===== Text extract
In this embodiment, the HVG/LNG blend is transported with a minimum
of the HVG as boil-off during transport from the loading terminal
to the receiving terminal. The blend is then separated into HVG and
LNG or NG at the receiving location. While the HVG is offloaded and
delivered, the NG is not unloaded to be distributed. Any offloaded
natural gas is reloaded into the transport vessel storage container
as LNG.
[0100] Further, an aspect of the design is a cryogenic separation
tower which may utilize nearly total reflux and/or a separate LNG
storage container and may be utilized at the receiving terminal for
supplying liquid LNG. The LNG that is vaporized may be recondensed
by several methods including: heat exchange with vaporizing HVG,
compression, and other known refrigeration methods, without
limitation. This concept is may have increased value if there is no
need for natural gas delivery at a location where there is need for
HVG delivery. Further, the LNG acts as an in-vessel refrigerant for
the return trip, thereby reducing the time to cool the vessel for
subsequent HVG transportation, as described hereinabove.
==========
(Problem A) List the methods the HVG/LNG transport text gives for recondensing vaporized LNG.
===== Raw data
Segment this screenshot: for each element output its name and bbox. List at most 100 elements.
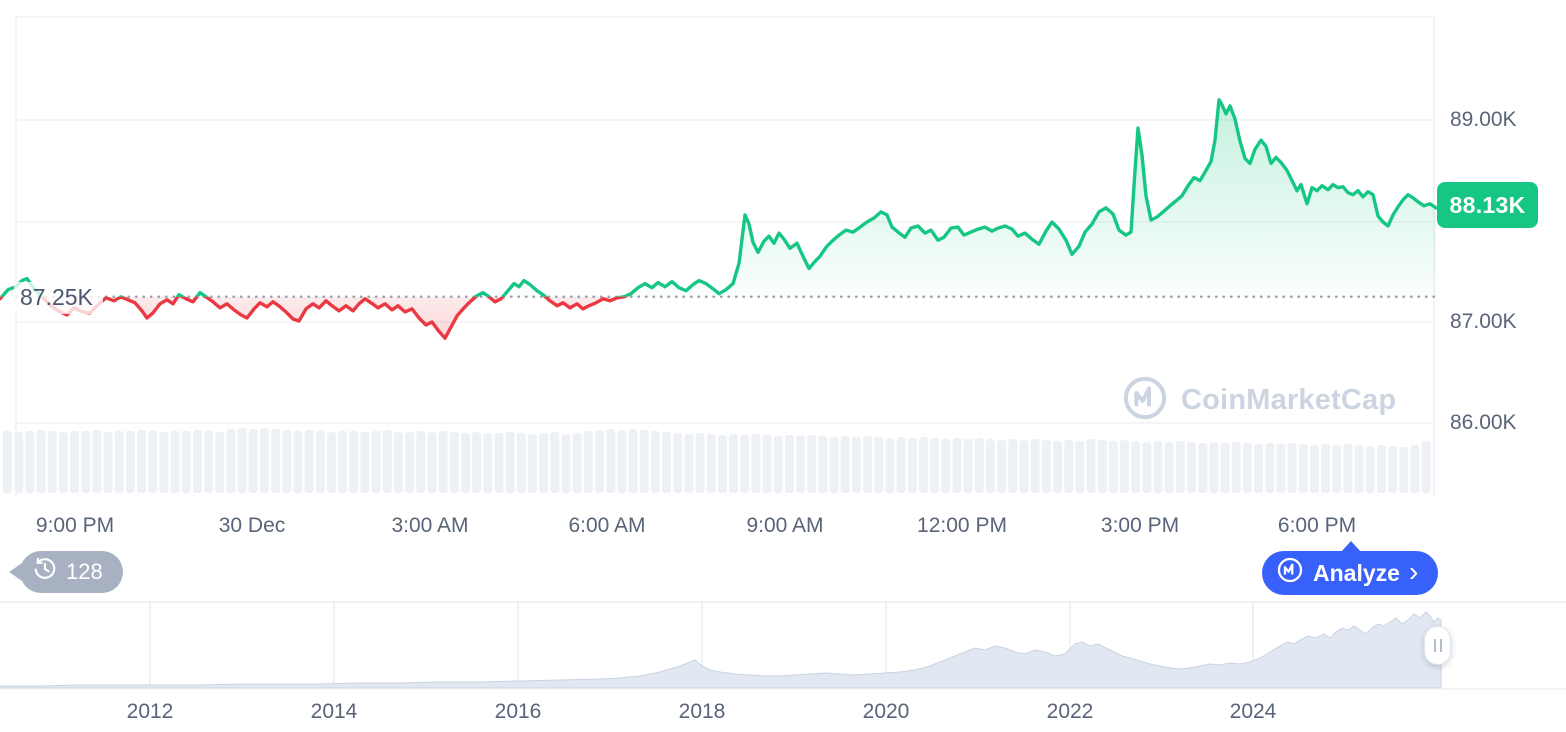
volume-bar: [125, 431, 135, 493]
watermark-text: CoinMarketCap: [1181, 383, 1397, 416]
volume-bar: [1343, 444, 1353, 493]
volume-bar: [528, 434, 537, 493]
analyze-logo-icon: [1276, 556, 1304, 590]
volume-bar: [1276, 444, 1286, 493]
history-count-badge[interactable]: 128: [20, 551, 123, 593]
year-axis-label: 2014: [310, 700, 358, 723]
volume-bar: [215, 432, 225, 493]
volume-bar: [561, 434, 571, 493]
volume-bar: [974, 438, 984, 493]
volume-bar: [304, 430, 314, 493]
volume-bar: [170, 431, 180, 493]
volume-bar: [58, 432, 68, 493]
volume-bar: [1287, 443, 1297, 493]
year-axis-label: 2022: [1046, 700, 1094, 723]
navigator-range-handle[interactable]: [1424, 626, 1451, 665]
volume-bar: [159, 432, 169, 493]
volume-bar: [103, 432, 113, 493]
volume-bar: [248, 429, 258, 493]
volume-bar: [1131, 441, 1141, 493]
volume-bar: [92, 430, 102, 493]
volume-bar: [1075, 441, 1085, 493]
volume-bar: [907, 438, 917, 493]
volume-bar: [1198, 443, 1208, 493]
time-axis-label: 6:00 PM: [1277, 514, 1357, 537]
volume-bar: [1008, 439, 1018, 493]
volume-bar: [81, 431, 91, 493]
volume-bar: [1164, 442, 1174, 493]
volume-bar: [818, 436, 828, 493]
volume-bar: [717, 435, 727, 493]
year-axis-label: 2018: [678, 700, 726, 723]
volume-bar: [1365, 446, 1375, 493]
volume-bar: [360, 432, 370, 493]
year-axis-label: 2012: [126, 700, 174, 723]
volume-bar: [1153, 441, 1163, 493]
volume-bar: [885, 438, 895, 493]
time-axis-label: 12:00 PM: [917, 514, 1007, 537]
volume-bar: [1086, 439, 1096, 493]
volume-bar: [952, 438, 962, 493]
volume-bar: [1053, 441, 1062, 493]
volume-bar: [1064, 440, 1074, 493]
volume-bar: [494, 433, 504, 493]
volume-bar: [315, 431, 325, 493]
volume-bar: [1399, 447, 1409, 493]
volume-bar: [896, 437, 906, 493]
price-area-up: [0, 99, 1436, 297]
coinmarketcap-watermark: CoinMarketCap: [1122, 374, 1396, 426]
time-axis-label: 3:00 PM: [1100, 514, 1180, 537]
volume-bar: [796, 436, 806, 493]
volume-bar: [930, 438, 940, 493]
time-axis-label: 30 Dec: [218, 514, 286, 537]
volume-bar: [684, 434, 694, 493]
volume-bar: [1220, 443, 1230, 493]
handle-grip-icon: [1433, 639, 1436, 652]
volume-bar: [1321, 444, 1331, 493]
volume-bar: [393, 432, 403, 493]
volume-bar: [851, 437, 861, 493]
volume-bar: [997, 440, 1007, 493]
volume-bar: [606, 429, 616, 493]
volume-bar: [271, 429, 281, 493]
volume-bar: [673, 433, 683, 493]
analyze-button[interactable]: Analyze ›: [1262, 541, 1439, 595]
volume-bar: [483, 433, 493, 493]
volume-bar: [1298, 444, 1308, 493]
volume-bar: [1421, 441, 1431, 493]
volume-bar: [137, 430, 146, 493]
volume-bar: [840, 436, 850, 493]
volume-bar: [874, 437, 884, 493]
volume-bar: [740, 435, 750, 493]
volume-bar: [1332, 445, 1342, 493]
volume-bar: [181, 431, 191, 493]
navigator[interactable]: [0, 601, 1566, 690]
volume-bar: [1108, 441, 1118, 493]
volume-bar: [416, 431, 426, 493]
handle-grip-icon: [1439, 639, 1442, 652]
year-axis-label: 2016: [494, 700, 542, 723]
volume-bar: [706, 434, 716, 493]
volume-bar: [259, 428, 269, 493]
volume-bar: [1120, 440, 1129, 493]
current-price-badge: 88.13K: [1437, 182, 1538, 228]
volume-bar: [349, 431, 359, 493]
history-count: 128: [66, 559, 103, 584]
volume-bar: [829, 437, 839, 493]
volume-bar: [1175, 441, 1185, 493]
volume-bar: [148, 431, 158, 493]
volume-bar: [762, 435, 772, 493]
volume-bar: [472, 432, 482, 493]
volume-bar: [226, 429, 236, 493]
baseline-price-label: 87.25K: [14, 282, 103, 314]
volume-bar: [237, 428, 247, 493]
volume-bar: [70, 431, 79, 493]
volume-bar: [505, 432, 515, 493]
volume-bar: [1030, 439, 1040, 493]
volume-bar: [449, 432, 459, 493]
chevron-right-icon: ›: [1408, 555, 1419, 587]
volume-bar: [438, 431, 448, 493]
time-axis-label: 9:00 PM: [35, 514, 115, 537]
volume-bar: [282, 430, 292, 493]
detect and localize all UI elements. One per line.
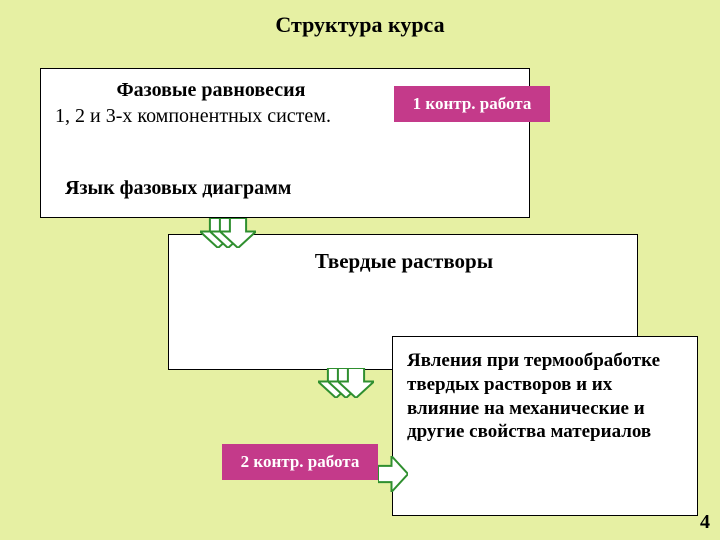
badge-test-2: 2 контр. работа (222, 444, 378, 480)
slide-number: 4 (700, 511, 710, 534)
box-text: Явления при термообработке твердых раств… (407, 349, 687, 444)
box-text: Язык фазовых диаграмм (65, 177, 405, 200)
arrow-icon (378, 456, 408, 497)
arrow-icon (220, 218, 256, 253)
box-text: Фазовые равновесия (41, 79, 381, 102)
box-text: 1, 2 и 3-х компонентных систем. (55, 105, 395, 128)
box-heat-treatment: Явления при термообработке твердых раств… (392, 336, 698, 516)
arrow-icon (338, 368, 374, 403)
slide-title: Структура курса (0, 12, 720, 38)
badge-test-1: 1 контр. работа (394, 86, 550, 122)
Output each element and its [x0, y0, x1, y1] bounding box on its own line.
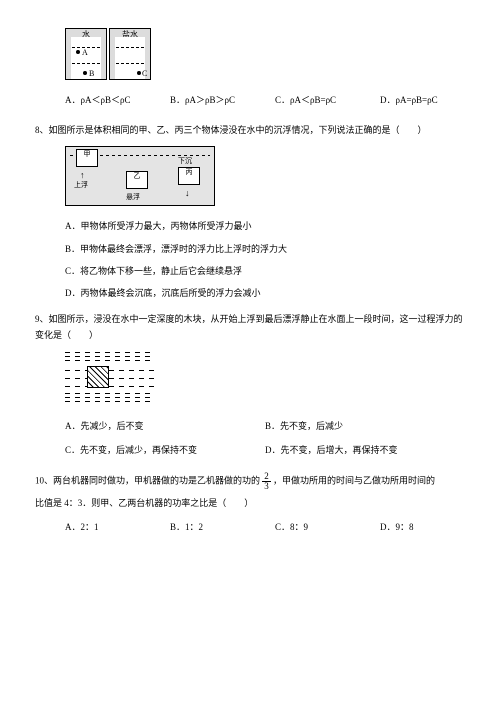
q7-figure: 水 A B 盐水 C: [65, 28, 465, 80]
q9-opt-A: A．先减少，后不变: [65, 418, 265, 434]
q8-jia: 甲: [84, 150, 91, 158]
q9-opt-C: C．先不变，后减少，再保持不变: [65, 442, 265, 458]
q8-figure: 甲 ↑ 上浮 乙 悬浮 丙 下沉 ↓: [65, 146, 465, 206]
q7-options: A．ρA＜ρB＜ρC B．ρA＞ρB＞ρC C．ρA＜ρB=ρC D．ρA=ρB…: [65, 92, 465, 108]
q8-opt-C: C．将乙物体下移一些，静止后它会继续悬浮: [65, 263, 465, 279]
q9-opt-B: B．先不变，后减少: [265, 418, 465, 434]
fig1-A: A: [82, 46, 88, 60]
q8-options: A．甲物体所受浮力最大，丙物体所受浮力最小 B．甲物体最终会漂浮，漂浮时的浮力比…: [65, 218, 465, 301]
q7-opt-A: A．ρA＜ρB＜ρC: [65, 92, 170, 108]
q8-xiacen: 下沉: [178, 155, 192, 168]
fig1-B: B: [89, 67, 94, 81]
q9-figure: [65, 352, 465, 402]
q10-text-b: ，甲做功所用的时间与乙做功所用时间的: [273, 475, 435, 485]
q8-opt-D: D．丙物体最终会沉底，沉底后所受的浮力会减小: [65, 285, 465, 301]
==========
(Problem B) Locate every row above that contains the word "работа", and copy each of those rows in full.

(Complete output A)
- Heat exchange with vaporizing HVG
- Compression
- Other known refrigeration methods

(Complete output B)
badge-test-2: 2 контр. работа (222, 444, 378, 480)
badge-test-1: 1 контр. работа (394, 86, 550, 122)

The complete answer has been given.